RECORDS FOR THE EXERCISE:
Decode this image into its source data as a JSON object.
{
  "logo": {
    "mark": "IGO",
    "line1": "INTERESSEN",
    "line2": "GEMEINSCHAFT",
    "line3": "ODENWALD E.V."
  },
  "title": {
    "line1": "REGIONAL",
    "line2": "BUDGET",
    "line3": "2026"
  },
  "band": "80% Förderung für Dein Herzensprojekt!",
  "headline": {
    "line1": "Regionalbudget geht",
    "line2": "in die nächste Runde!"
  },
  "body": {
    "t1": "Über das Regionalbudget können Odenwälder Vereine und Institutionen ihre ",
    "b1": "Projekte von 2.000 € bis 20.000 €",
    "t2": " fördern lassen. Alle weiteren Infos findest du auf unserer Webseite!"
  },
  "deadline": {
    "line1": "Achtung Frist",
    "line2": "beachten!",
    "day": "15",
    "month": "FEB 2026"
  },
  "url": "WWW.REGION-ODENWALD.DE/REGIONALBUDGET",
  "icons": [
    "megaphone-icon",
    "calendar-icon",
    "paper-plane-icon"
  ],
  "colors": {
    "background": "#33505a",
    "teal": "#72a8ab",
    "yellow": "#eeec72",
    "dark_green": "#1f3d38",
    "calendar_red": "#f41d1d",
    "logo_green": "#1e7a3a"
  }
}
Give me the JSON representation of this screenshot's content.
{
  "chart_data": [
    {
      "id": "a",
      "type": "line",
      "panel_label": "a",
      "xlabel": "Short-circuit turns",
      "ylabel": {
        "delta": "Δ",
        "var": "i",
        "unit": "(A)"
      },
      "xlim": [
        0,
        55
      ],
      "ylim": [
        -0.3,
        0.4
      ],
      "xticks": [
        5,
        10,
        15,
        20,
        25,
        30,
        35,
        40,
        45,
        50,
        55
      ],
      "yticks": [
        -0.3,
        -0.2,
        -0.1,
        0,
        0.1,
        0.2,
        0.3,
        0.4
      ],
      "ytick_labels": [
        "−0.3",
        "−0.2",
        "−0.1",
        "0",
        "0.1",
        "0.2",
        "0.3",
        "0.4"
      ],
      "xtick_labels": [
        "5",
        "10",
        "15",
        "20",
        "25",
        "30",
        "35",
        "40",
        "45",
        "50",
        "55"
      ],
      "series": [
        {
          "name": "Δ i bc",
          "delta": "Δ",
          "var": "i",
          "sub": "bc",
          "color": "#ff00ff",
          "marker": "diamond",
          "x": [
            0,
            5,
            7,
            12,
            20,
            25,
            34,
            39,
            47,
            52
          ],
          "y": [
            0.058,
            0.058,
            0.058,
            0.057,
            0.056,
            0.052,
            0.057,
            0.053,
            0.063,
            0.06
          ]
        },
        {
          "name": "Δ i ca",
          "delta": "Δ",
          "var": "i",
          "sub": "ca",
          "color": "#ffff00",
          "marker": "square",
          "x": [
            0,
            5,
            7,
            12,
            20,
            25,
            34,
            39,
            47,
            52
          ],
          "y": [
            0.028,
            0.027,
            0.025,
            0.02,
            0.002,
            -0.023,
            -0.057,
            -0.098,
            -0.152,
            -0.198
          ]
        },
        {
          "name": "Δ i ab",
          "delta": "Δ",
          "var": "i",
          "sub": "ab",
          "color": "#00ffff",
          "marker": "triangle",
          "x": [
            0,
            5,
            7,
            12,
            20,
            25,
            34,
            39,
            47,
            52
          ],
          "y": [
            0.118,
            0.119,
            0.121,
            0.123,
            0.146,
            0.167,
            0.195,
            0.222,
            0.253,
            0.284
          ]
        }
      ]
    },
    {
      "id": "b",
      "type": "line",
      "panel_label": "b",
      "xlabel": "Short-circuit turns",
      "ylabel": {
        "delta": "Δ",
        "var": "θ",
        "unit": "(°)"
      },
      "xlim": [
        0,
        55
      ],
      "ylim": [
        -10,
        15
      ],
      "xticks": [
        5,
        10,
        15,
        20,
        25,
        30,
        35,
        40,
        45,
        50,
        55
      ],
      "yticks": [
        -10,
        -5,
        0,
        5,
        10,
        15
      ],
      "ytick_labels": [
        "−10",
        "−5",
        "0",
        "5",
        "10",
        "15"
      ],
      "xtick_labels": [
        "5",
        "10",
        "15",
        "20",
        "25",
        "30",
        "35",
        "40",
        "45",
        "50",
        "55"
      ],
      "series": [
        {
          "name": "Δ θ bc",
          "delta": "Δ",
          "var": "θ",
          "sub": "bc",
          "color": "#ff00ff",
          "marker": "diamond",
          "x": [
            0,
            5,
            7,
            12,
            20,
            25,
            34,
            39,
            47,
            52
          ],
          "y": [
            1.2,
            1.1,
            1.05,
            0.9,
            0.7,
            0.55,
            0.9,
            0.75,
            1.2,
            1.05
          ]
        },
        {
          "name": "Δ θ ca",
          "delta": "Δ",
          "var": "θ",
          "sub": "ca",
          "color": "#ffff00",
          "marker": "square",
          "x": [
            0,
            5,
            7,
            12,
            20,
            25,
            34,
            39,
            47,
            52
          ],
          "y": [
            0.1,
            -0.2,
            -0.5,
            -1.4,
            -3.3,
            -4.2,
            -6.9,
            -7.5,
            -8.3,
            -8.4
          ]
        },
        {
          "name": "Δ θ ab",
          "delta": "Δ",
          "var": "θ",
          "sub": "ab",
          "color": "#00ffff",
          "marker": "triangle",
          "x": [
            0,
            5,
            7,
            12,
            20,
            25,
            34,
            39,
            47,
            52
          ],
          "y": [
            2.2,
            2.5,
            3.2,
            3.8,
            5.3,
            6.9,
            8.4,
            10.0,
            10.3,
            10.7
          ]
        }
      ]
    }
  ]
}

THE REQUEST:
Reproduce the listing in full. Keep it exactly as written.

THE RESPONSE:
Decode this image into its source data as a JSON object.
{
  "logo": {
    "mark": "IGO",
    "line1": "INTERESSEN",
    "line2": "GEMEINSCHAFT",
    "line3": "ODENWALD E.V."
  },
  "title": {
    "line1": "REGIONAL",
    "line2": "BUDGET",
    "line3": "2026"
  },
  "band": "80% Förderung für Dein Herzensprojekt!",
  "headline": {
    "line1": "Regionalbudget geht",
    "line2": "in die nächste Runde!"
  },
  "body": {
    "t1": "Über das Regionalbudget können Odenwälder Vereine und Institutionen ihre ",
    "b1": "Projekte von 2.000 € bis 20.000 €",
    "t2": " fördern lassen. Alle weiteren Infos findest du auf unserer Webseite!"
  },
  "deadline": {
    "line1": "Achtung Frist",
    "line2": "beachten!",
    "day": "15",
    "month": "FEB 2026"
  },
  "url": "WWW.REGION-ODENWALD.DE/REGIONALBUDGET",
  "icons": [
    "megaphone-icon",
    "calendar-icon",
    "paper-plane-icon"
  ],
  "colors": {
    "background": "#33505a",
    "teal": "#72a8ab",
    "yellow": "#eeec72",
    "dark_green": "#1f3d38",
    "calendar_red": "#f41d1d",
    "logo_green": "#1e7a3a"
  }
}
Give me the JSON representation of this screenshot's content.
{
  "chart_data": [
    {
      "id": "a",
      "type": "line",
      "panel_label": "a",
      "xlabel": "Short-circuit turns",
      "ylabel": {
        "delta": "Δ",
        "var": "i",
        "unit": "(A)"
      },
      "xlim": [
        0,
        55
      ],
      "ylim": [
        -0.3,
        0.4
      ],
      "xticks": [
        5,
        10,
        15,
        20,
        25,
        30,
        35,
        40,
        45,
        50,
        55
      ],
      "yticks": [
        -0.3,
        -0.2,
        -0.1,
        0,
        0.1,
        0.2,
        0.3,
        0.4
      ],
      "ytick_labels": [
        "−0.3",
        "−0.2",
        "−0.1",
        "0",
        "0.1",
        "0.2",
        "0.3",
        "0.4"
      ],
      "xtick_labels": [
        "5",
        "10",
        "15",
        "20",
        "25",
        "30",
        "35",
        "40",
        "45",
        "50",
        "55"
      ],
      "series": [
        {
          "name": "Δ i bc",
          "delta": "Δ",
          "var": "i",
          "sub": "bc",
          "color": "#ff00ff",
          "marker": "diamond",
          "x": [
            0,
            5,
            7,
            12,
            20,
            25,
            34,
            39,
            47,
            52
          ],
          "y": [
            0.058,
            0.058,
            0.058,
            0.057,
            0.056,
            0.052,
            0.057,
            0.053,
            0.063,
            0.06
          ]
        },
        {
          "name": "Δ i ca",
          "delta": "Δ",
          "var": "i",
          "sub": "ca",
          "color": "#ffff00",
          "marker": "square",
          "x": [
            0,
            5,
            7,
            12,
            20,
            25,
            34,
            39,
            47,
            52
          ],
          "y": [
            0.028,
            0.027,
            0.025,
            0.02,
            0.002,
            -0.023,
            -0.057,
            -0.098,
            -0.152,
            -0.198
          ]
        },
        {
          "name": "Δ i ab",
          "delta": "Δ",
          "var": "i",
          "sub": "ab",
          "color": "#00ffff",
          "marker": "triangle",
          "x": [
            0,
            5,
            7,
            12,
            20,
            25,
            34,
            39,
            47,
            52
          ],
          "y": [
            0.118,
            0.119,
            0.121,
            0.123,
            0.146,
            0.167,
            0.195,
            0.222,
            0.253,
            0.284
          ]
        }
      ]
    },
    {
      "id": "b",
      "type": "line",
      "panel_label": "b",
      "xlabel": "Short-circuit turns",
      "ylabel": {
        "delta": "Δ",
        "var": "θ",
        "unit": "(°)"
      },
      "xlim": [
        0,
        55
      ],
      "ylim": [
        -10,
        15
      ],
      "xticks": [
        5,
        10,
        15,
        20,
        25,
        30,
        35,
        40,
        45,
        50,
        55
      ],
      "yticks": [
        -10,
        -5,
        0,
        5,
        10,
        15
      ],
      "ytick_labels": [
        "−10",
        "−5",
        "0",
        "5",
        "10",
        "15"
      ],
      "xtick_labels": [
        "5",
        "10",
        "15",
        "20",
        "25",
        "30",
        "35",
        "40",
        "45",
        "50",
        "55"
      ],
      "series": [
        {
          "name": "Δ θ bc",
          "delta": "Δ",
          "var": "θ",
          "sub": "bc",
          "color": "#ff00ff",
          "marker": "diamond",
          "x": [
            0,
            5,
            7,
            12,
            20,
            25,
            34,
            39,
            47,
            52
          ],
          "y": [
            1.2,
            1.1,
            1.05,
            0.9,
            0.7,
            0.55,
            0.9,
            0.75,
            1.2,
            1.05
          ]
        },
        {
          "name": "Δ θ ca",
          "delta": "Δ",
          "var": "θ",
          "sub": "ca",
          "color": "#ffff00",
          "marker": "square",
          "x": [
            0,
            5,
            7,
            12,
            20,
            25,
            34,
            39,
            47,
            52
          ],
          "y": [
            0.1,
            -0.2,
            -0.5,
            -1.4,
            -3.3,
            -4.2,
            -6.9,
            -7.5,
            -8.3,
            -8.4
          ]
        },
        {
          "name": "Δ θ ab",
          "delta": "Δ",
          "var": "θ",
          "sub": "ab",
          "color": "#00ffff",
          "marker": "triangle",
          "x": [
            0,
            5,
            7,
            12,
            20,
            25,
            34,
            39,
            47,
            52
          ],
          "y": [
            2.2,
            2.5,
            3.2,
            3.8,
            5.3,
            6.9,
            8.4,
            10.0,
            10.3,
            10.7
          ]
        }
      ]
    }
  ]
}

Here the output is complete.